TASK REQUIREMENTS:
Write every record out again exactly as given.
-*-*-
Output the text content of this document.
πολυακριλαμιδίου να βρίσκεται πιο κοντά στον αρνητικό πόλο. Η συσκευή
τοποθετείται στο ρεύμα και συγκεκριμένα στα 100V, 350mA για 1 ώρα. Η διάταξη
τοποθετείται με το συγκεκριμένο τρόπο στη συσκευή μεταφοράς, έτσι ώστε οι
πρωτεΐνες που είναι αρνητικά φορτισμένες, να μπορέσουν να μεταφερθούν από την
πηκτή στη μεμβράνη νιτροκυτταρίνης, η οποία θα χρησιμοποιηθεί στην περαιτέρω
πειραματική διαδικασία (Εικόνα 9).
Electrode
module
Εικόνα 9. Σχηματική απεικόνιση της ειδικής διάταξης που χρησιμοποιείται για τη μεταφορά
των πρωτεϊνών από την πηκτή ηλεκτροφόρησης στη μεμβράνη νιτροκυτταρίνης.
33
-*-*-
SOLVED EXERCISE:
Output the text content of this document.
πολυακριλαμιδίου να βρίσκεται πιο κοντά στον αρνητικό πόλο. Η συσκευή
τοποθετείται στο ρεύμα και συγκεκριμένα στα 100V, 350mA για 1 ώρα. Η διάταξη
τοποθετείται με το συγκεκριμένο τρόπο στη συσκευή μεταφοράς, έτσι ώστε οι
πρωτεΐνες που είναι αρνητικά φορτισμένες, να μπορέσουν να μεταφερθούν από την
πηκτή στη μεμβράνη νιτροκυτταρίνης, η οποία θα χρησιμοποιηθεί στην περαιτέρω
πειραματική διαδικασία (Εικόνα 9).
Electrode
module
Εικόνα 9. Σχηματική απεικόνιση της ειδικής διάταξης που χρησιμοποιείται για τη μεταφορά
των πρωτεϊνών από την πηκτή ηλεκτροφόρησης στη μεμβράνη νιτροκυτταρίνης.
33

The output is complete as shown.